Give the number of lines containing the word "ÜNİVERSİTESİ" and nothing more.

##### TASK MATERIAL #####

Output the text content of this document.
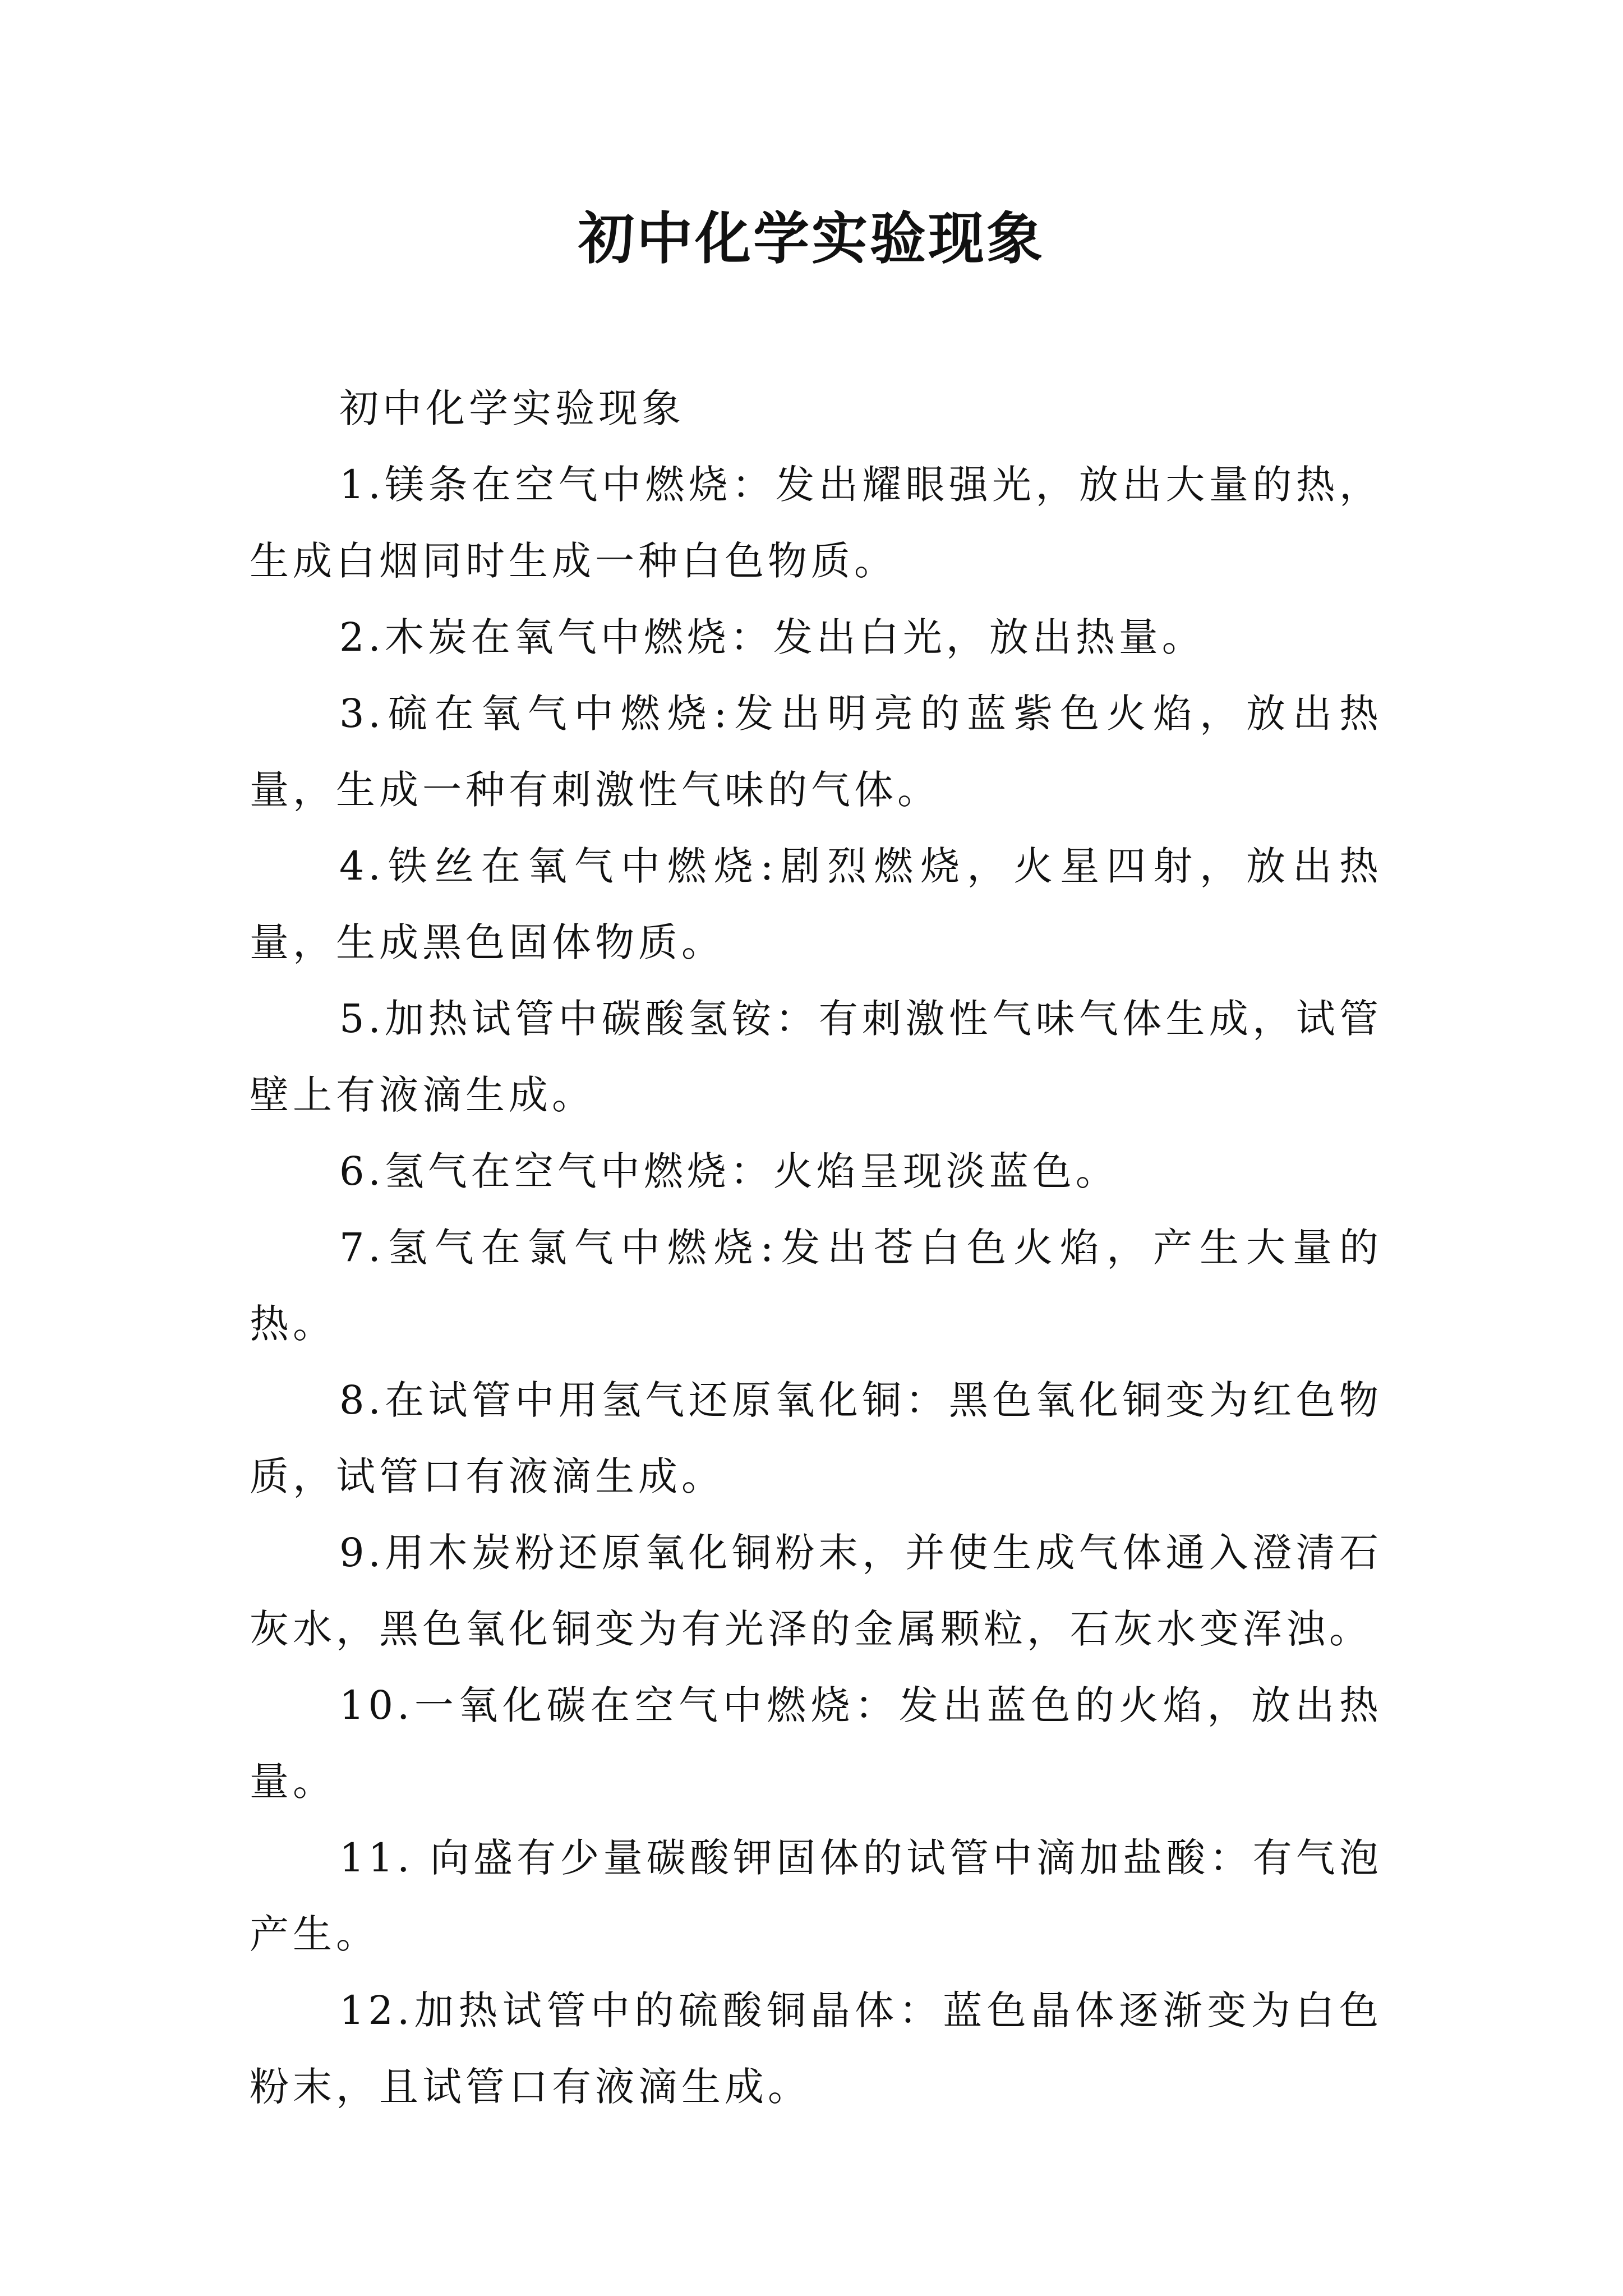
初中化学实验现象

初中化学实验现象

1.镁条在空气中燃烧：发出耀眼强光，放出大量的热，生成白烟同时生成一种白色物质。

2.木炭在氧气中燃烧：发出白光，放出热量。

3.硫在氧气中燃烧:发出明亮的蓝紫色火焰，放出热量，生成一种有刺激性气味的气体。

4.铁丝在氧气中燃烧:剧烈燃烧，火星四射，放出热量，生成黑色固体物质。

5.加热试管中碳酸氢铵：有刺激性气味气体生成，试管壁上有液滴生成。

6.氢气在空气中燃烧：火焰呈现淡蓝色。

7.氢气在氯气中燃烧:发出苍白色火焰，产生大量的热。

8.在试管中用氢气还原氧化铜：黑色氧化铜变为红色物质，试管口有液滴生成。

9.用木炭粉还原氧化铜粉末，并使生成气体通入澄清石灰水，黑色氧化铜变为有光泽的金属颗粒，石灰水变浑浊。

10.一氧化碳在空气中燃烧：发出蓝色的火焰，放出热量。

11. 向盛有少量碳酸钾固体的试管中滴加盐酸：有气泡产生。

12.加热试管中的硫酸铜晶体：蓝色晶体逐渐变为白色粉末，且试管口有液滴生成。
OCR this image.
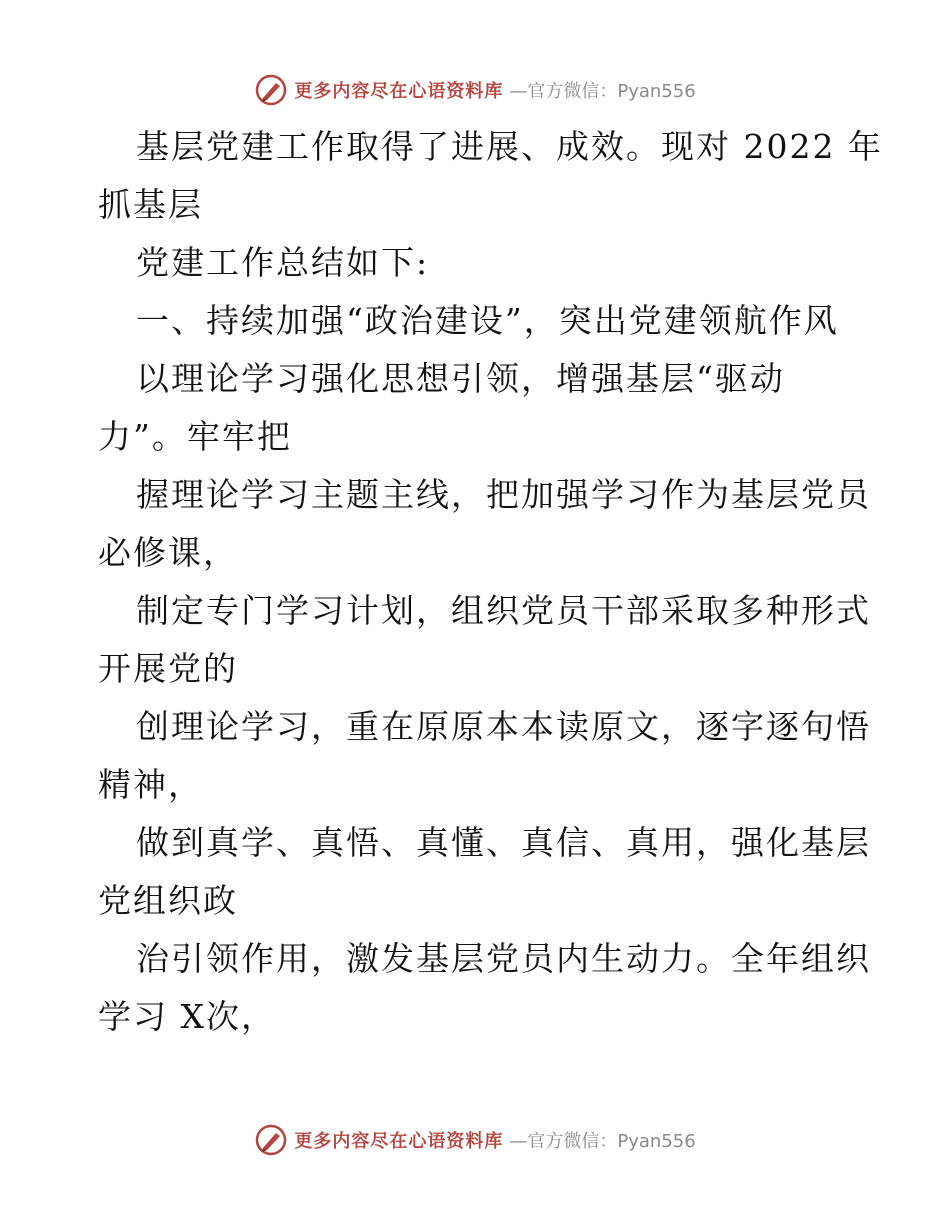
更多内容尽在心语资料库 —官方微信：Pyan556
基层党建工作取得了进展、成效。现对 2022 年
抓基层
党建工作总结如下:
一、持续加强“政治建设”，突出党建领航作风
以理论学习强化思想引领，增强基层“驱动
力”。牢牢把
握理论学习主题主线，把加强学习作为基层党员
必修课，
制定专门学习计划，组织党员干部采取多种形式
开展党的
创理论学习，重在原原本本读原文，逐字逐句悟
精神，
做到真学、真悟、真懂、真信、真用，强化基层
党组织政
治引领作用，激发基层党员内生动力。全年组织
学习 X次，
更多内容尽在心语资料库 —官方微信：Pyan556
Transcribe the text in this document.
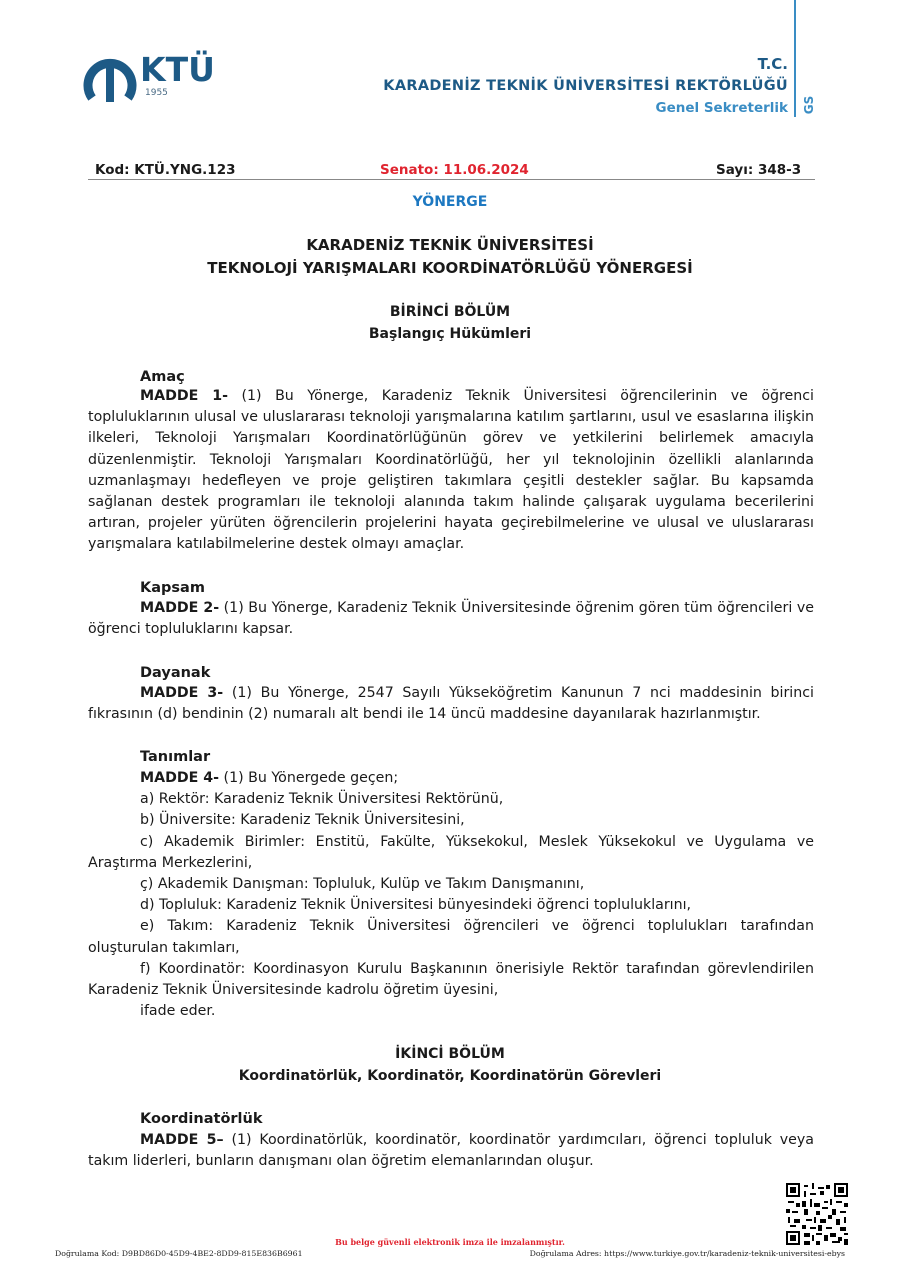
KTÜ
1955
T.C.
KARADENİZ TEKNİK ÜNİVERSİTESİ REKTÖRLÜĞÜ
Genel Sekreterlik	GS
Kod: KTÜ.YNG.123	Senato: 11.06.2024	Sayı: 348-3
YÖNERGE
KARADENİZ TEKNİK ÜNİVERSİTESİ
TEKNOLOJİ YARIŞMALARI KOORDİNATÖRLÜĞÜ YÖNERGESİ
BİRİNCİ BÖLÜM
Başlangıç Hükümleri
Amaç

MADDE 1- (1) Bu Yönerge, Karadeniz Teknik Üniversitesi öğrencilerinin ve öğrenci topluluklarının ulusal ve uluslararası teknoloji yarışmalarına katılım şartlarını, usul ve esaslarına ilişkin ilkeleri, Teknoloji Yarışmaları Koordinatörlüğünün görev ve yetkilerini belirlemek amacıyla düzenlenmiştir. Teknoloji Yarışmaları Koordinatörlüğü, her yıl teknolojinin özellikli alanlarında uzmanlaşmayı hedefleyen ve proje geliştiren takımlara çeşitli destekler sağlar. Bu kapsamda sağlanan destek programları ile teknoloji alanında takım halinde çalışarak uygulama becerilerini artıran, projeler yürüten öğrencilerin projelerini hayata geçirebilmelerine ve ulusal ve uluslararası yarışmalara katılabilmelerine destek olmayı amaçlar.

Kapsam

MADDE 2- (1) Bu Yönerge, Karadeniz Teknik Üniversitesinde öğrenim gören tüm öğrencileri ve öğrenci topluluklarını kapsar.

Dayanak

MADDE 3- (1) Bu Yönerge, 2547 Sayılı Yükseköğretim Kanunun 7 nci maddesinin birinci fıkrasının (d) bendinin (2) numaralı alt bendi ile 14 üncü maddesine dayanılarak hazırlanmıştır.

Tanımlar

MADDE 4- (1) Bu Yönergede geçen;

a) Rektör: Karadeniz Teknik Üniversitesi Rektörünü,

b) Üniversite: Karadeniz Teknik Üniversitesini,

c) Akademik Birimler: Enstitü, Fakülte, Yüksekokul, Meslek Yüksekokul ve Uygulama ve Araştırma Merkezlerini,

ç) Akademik Danışman: Topluluk, Kulüp ve Takım Danışmanını,

d) Topluluk: Karadeniz Teknik Üniversitesi bünyesindeki öğrenci topluluklarını,

e) Takım: Karadeniz Teknik Üniversitesi öğrencileri ve öğrenci toplulukları tarafından oluşturulan takımları,

f) Koordinatör: Koordinasyon Kurulu Başkanının önerisiyle Rektör tarafından görevlendirilen Karadeniz Teknik Üniversitesinde kadrolu öğretim üyesini,

ifade eder.

İKİNCİ BÖLÜM
Koordinatörlük, Koordinatör, Koordinatörün Görevleri
Koordinatörlük

MADDE 5– (1) Koordinatörlük, koordinatör, koordinatör yardımcıları, öğrenci topluluk veya takım liderleri, bunların danışmanı olan öğretim elemanlarından oluşur.

Bu belge güvenli elektronik imza ile imzalanmıştır.
Doğrulama Kod: D9BD86D0-45D9-4BE2-8DD9-815E836B6961	Doğrulama Adres: https://www.turkiye.gov.tr/karadeniz-teknik-universitesi-ebys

#####

**TASK ANSWER**
2